> PROBLEM TO WORK ON
Count only the lines of the records that hold "completed", then give the number without any other words.

BEGIN

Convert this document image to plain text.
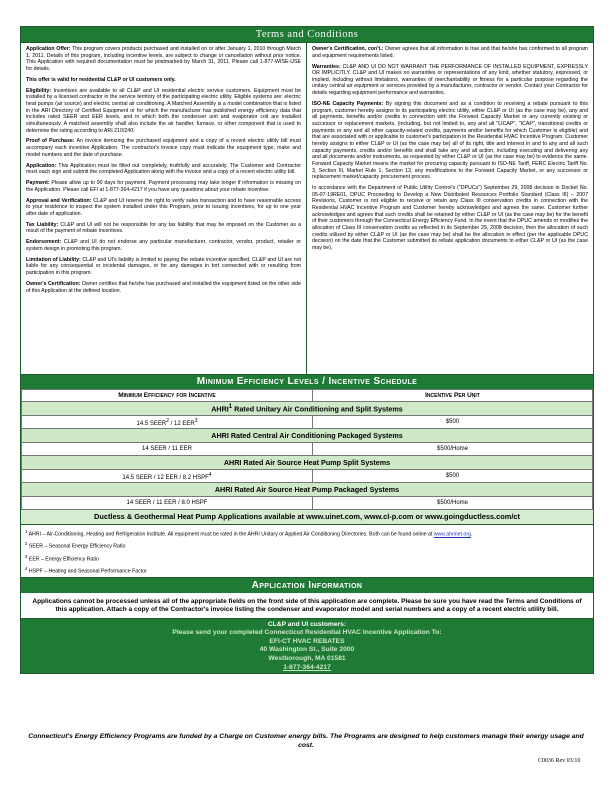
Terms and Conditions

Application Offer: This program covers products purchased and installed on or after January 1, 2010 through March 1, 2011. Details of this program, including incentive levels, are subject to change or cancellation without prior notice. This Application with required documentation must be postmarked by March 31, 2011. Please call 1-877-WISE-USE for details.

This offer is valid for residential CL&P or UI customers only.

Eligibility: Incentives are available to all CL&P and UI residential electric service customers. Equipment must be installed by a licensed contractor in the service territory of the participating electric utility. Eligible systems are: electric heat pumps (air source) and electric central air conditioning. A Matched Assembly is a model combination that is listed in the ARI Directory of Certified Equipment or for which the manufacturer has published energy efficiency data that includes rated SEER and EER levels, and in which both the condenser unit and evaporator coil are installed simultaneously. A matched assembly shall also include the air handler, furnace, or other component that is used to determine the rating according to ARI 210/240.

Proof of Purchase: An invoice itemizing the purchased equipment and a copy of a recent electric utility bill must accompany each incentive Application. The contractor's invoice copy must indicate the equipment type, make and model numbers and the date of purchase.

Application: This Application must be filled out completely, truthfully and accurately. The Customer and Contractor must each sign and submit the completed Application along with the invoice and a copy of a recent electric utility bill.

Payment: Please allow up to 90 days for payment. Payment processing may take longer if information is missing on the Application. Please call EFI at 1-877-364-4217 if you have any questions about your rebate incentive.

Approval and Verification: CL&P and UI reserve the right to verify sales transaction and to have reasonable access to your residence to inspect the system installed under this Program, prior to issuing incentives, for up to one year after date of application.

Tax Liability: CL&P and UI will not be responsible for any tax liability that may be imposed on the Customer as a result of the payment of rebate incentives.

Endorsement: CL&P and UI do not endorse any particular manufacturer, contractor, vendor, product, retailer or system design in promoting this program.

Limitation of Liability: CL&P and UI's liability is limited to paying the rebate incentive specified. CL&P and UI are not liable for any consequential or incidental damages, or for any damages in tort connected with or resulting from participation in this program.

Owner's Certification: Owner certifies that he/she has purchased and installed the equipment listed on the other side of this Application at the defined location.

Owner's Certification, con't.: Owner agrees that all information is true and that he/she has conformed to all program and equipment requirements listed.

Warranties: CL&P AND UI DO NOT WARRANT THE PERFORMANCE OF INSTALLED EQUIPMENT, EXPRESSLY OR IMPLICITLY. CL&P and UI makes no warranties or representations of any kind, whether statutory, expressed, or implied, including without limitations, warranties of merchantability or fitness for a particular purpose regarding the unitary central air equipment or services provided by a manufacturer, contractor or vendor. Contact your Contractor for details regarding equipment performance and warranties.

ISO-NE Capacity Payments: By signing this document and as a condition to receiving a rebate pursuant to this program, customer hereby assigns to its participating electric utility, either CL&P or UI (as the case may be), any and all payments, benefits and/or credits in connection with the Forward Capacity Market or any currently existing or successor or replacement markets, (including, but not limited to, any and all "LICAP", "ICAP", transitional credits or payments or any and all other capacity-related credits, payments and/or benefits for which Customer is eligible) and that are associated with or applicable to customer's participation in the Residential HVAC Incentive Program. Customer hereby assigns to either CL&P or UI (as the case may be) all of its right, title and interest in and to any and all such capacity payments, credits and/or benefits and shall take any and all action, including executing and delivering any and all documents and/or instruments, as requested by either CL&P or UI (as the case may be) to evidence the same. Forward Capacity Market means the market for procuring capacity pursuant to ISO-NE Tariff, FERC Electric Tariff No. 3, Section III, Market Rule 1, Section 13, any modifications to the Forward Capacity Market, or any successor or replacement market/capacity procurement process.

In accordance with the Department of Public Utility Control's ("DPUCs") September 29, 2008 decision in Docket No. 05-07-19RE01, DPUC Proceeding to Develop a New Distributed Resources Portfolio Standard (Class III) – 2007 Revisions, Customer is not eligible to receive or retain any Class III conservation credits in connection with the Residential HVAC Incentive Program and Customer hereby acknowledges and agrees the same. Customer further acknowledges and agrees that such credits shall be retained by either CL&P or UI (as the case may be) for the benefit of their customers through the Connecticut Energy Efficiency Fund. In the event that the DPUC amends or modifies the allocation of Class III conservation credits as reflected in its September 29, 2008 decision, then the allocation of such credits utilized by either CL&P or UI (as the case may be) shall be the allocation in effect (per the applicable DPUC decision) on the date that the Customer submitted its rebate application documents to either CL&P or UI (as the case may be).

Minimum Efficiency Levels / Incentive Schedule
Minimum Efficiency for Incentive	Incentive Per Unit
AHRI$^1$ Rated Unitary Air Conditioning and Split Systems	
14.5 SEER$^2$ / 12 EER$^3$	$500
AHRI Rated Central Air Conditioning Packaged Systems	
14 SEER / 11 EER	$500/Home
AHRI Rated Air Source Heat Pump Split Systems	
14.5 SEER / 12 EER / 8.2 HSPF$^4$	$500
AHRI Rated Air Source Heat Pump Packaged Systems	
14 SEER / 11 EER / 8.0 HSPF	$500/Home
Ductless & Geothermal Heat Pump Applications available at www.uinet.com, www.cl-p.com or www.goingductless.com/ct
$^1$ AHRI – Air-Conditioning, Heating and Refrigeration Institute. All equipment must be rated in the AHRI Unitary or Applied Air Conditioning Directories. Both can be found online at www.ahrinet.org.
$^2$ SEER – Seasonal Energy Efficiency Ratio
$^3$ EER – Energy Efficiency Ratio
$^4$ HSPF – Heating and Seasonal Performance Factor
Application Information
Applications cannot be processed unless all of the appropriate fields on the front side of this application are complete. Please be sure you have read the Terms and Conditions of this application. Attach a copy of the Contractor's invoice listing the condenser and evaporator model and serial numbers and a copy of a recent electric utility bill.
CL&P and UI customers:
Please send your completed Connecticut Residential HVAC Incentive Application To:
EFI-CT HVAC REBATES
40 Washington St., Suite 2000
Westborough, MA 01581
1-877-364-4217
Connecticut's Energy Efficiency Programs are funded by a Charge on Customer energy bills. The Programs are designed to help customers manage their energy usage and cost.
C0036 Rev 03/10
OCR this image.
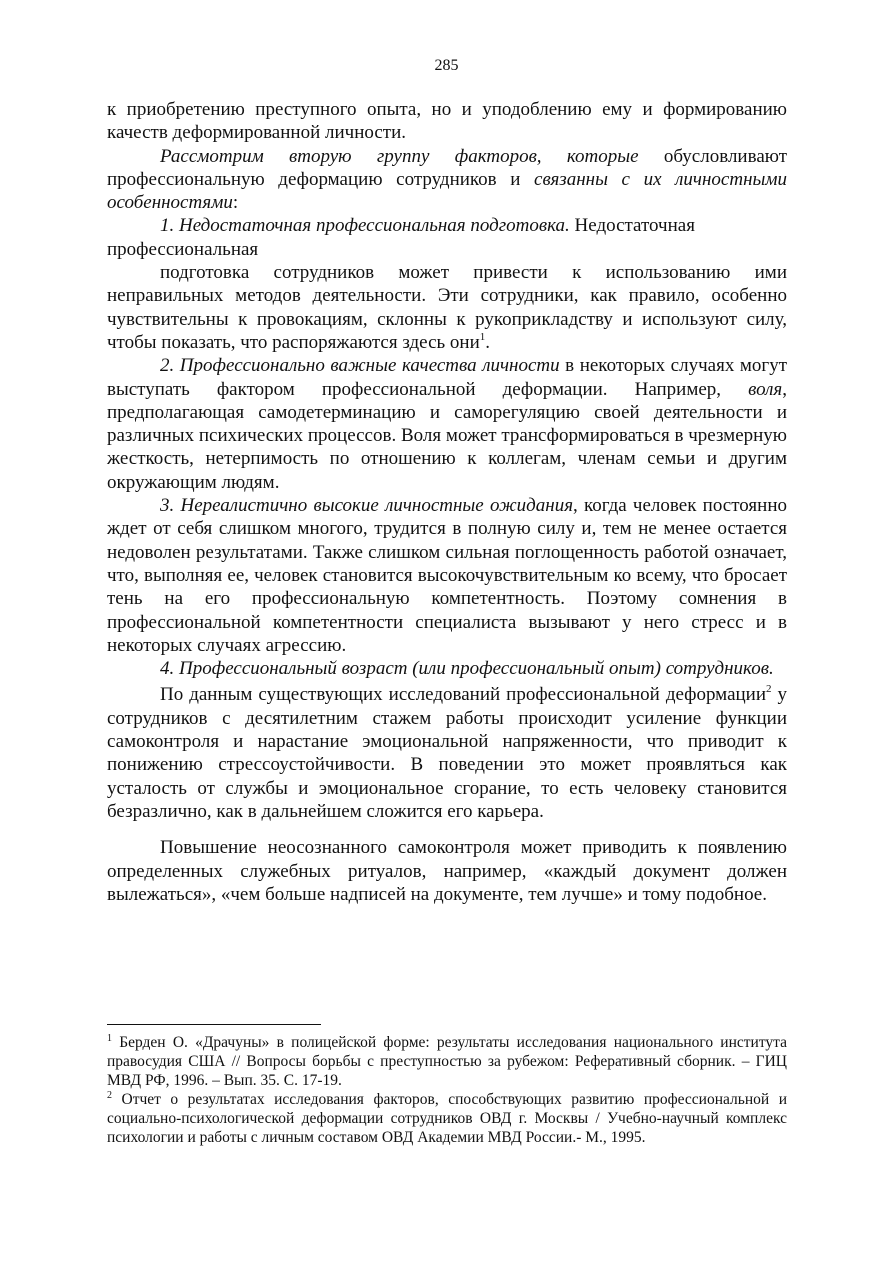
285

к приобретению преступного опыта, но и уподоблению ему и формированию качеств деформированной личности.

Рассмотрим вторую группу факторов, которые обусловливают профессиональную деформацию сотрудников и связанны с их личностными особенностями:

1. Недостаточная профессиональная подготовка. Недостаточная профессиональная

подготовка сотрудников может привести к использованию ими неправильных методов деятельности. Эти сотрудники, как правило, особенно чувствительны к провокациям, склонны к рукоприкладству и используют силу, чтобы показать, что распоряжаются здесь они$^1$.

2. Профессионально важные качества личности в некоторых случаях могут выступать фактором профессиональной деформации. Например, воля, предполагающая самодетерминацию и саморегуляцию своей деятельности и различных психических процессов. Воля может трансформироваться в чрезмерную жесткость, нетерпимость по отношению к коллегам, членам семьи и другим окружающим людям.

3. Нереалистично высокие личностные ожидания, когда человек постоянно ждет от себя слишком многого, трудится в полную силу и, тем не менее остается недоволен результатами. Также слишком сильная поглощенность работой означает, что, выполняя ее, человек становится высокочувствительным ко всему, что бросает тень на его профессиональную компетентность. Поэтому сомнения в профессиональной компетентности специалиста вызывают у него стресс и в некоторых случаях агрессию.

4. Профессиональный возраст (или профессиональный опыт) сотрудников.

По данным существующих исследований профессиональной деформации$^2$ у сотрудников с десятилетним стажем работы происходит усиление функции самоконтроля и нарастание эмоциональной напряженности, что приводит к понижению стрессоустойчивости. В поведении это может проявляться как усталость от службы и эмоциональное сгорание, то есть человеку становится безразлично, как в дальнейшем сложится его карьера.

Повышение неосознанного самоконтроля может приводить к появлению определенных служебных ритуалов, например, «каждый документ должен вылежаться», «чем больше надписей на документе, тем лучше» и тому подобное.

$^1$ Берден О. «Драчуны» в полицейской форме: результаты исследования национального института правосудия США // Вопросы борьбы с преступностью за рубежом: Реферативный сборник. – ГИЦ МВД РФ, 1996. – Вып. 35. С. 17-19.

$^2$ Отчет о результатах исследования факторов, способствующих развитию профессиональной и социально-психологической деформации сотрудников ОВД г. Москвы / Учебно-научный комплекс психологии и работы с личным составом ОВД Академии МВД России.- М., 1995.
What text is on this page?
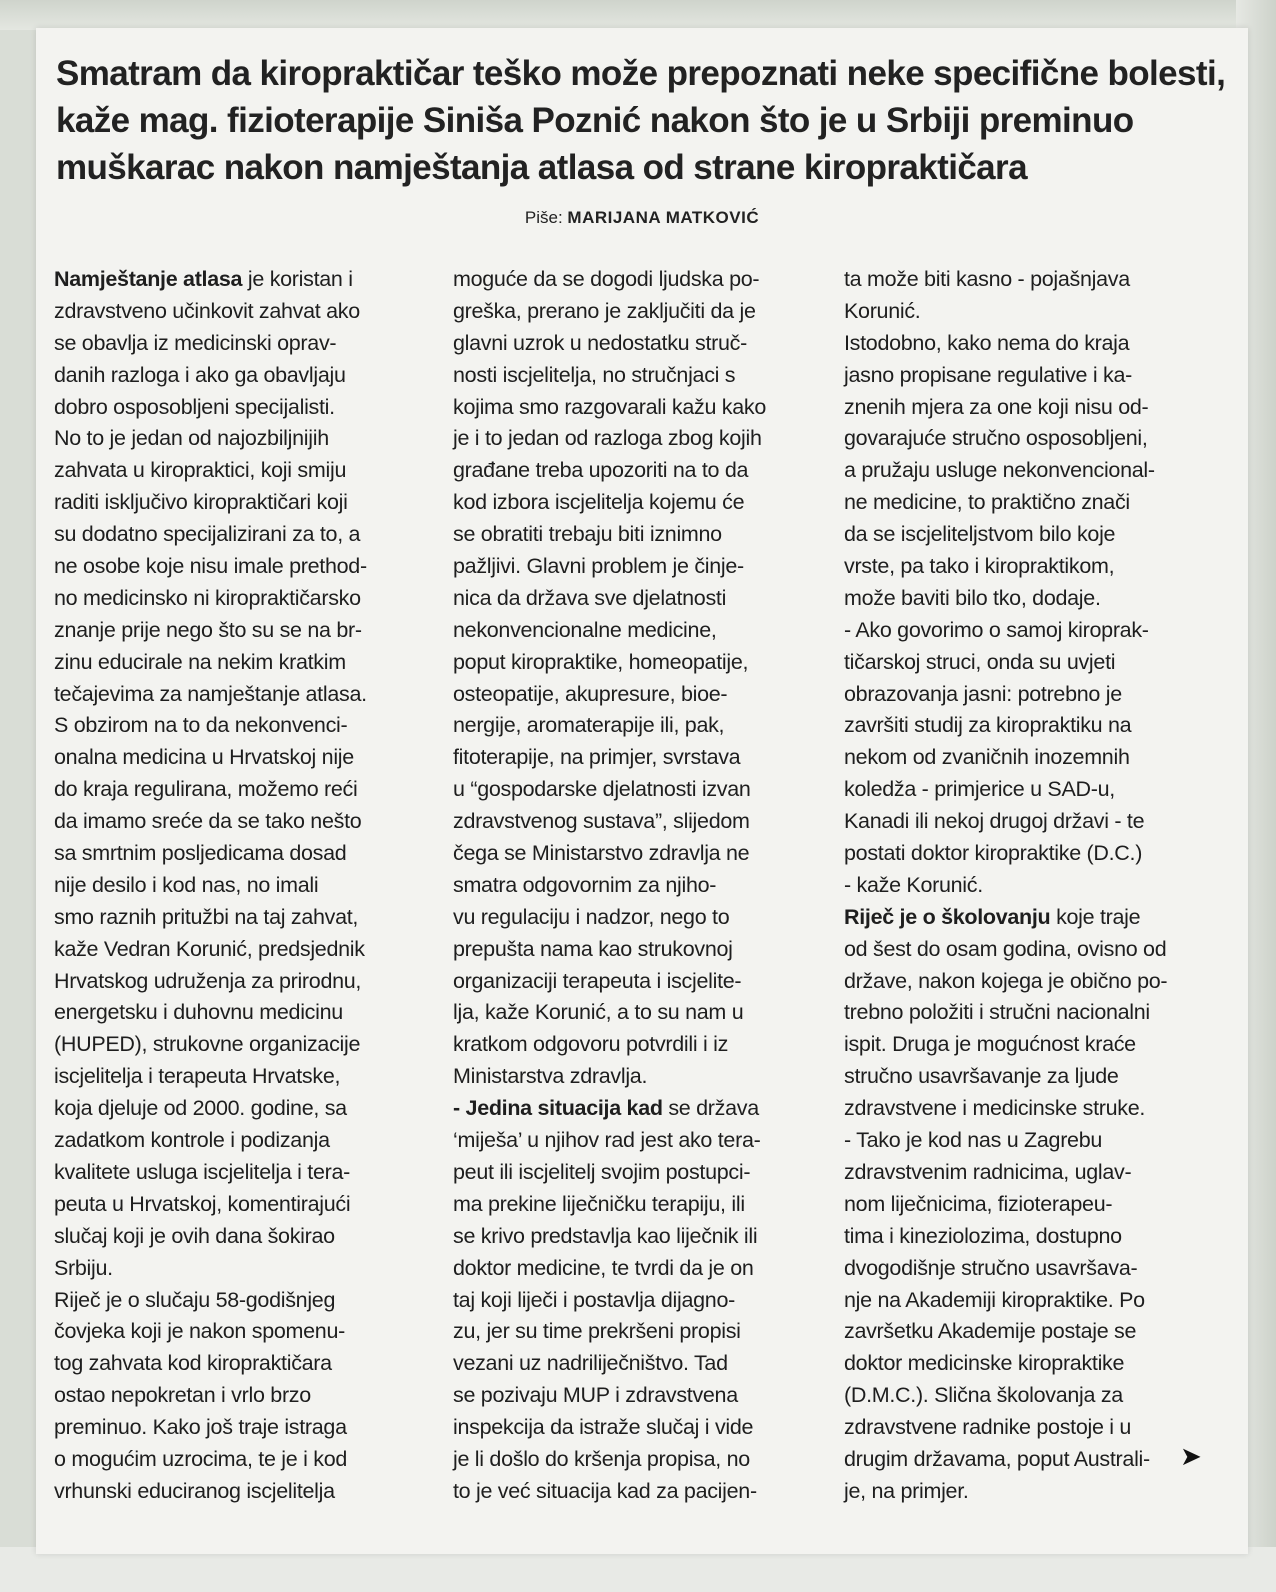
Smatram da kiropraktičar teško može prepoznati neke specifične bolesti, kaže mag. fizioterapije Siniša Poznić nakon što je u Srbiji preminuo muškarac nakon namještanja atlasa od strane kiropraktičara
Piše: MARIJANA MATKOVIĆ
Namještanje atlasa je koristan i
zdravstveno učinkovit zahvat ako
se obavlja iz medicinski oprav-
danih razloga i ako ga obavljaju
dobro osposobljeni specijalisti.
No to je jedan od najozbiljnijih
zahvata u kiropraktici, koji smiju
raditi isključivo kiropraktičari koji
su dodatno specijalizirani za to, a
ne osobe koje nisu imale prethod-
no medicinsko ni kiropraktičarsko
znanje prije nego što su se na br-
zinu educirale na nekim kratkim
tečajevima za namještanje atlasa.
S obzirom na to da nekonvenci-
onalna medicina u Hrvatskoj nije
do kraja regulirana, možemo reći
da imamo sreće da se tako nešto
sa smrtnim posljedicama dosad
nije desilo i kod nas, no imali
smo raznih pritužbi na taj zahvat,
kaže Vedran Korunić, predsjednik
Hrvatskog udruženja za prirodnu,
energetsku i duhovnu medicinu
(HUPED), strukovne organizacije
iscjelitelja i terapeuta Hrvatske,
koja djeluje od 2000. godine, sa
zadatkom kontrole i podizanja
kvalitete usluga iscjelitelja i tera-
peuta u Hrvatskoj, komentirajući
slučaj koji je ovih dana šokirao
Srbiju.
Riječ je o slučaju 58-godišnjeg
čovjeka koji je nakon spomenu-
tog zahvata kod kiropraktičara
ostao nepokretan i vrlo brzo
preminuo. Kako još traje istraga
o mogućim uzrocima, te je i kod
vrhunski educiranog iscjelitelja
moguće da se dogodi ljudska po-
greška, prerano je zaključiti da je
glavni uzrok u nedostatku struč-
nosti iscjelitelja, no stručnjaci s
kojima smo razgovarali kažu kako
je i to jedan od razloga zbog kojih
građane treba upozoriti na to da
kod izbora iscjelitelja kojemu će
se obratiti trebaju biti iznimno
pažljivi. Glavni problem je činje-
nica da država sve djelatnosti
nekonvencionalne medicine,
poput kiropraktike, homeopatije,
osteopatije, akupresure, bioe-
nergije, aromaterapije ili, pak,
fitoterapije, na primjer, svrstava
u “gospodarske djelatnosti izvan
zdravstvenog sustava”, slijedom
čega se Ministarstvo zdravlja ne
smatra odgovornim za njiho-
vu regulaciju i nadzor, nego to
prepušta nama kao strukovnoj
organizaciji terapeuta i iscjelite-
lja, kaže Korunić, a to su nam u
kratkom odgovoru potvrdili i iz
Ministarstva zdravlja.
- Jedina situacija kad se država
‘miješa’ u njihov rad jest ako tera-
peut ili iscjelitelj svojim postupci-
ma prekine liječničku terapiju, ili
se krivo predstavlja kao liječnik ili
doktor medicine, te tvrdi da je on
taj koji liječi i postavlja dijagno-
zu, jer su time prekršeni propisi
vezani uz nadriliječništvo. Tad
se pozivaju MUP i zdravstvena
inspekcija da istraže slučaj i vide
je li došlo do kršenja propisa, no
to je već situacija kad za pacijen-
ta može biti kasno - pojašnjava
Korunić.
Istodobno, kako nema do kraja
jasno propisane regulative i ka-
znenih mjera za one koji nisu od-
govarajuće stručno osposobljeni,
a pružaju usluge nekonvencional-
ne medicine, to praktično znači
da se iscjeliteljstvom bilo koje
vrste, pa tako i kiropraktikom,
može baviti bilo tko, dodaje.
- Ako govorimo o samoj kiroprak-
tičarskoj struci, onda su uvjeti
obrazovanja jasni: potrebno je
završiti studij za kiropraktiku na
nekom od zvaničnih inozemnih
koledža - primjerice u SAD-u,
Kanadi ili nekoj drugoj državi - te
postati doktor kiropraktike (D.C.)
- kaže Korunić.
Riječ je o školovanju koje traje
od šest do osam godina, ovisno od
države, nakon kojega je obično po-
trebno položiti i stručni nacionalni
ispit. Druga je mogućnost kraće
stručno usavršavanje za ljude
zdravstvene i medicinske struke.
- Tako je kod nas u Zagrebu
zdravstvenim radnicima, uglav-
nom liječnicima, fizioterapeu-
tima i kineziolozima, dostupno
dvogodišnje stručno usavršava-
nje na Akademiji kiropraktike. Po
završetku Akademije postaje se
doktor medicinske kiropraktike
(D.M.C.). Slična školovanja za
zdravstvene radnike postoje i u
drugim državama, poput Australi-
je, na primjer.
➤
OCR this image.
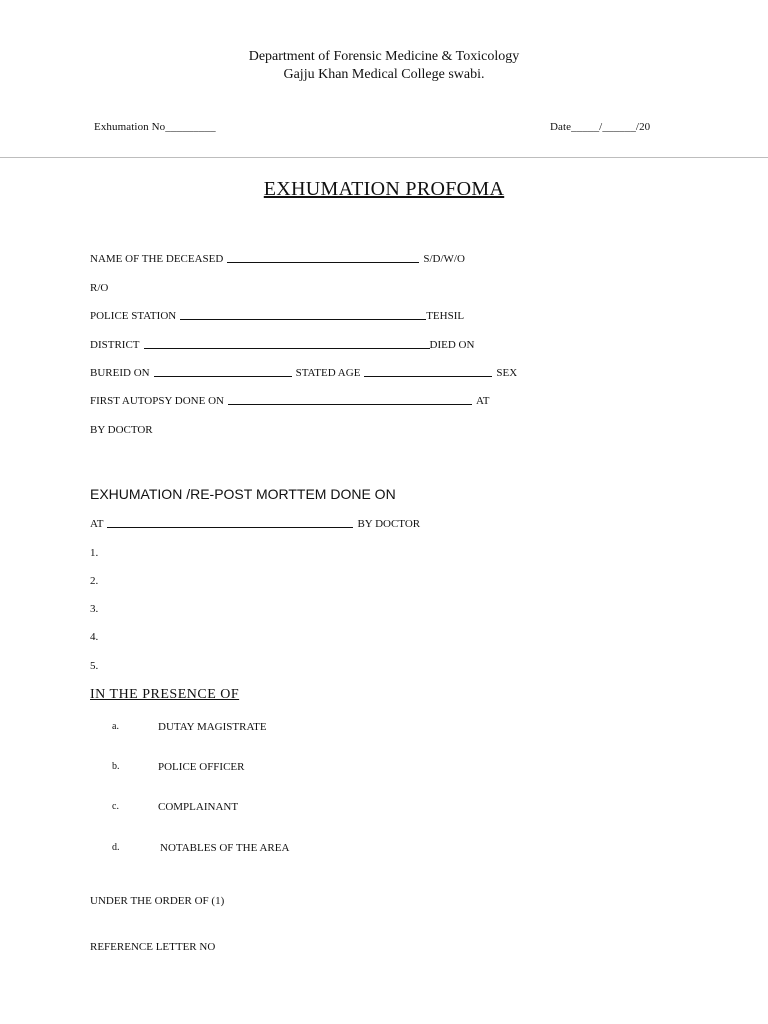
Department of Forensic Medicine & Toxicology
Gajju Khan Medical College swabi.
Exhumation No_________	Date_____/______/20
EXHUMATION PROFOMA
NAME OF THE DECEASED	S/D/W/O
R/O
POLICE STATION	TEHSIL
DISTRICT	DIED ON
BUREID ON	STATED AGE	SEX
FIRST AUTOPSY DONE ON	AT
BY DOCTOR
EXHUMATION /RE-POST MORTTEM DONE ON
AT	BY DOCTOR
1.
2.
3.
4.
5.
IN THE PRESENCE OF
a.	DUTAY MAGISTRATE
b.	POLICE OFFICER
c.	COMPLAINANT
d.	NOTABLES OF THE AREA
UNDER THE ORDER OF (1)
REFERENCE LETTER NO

END

> TASK OUTPUT
2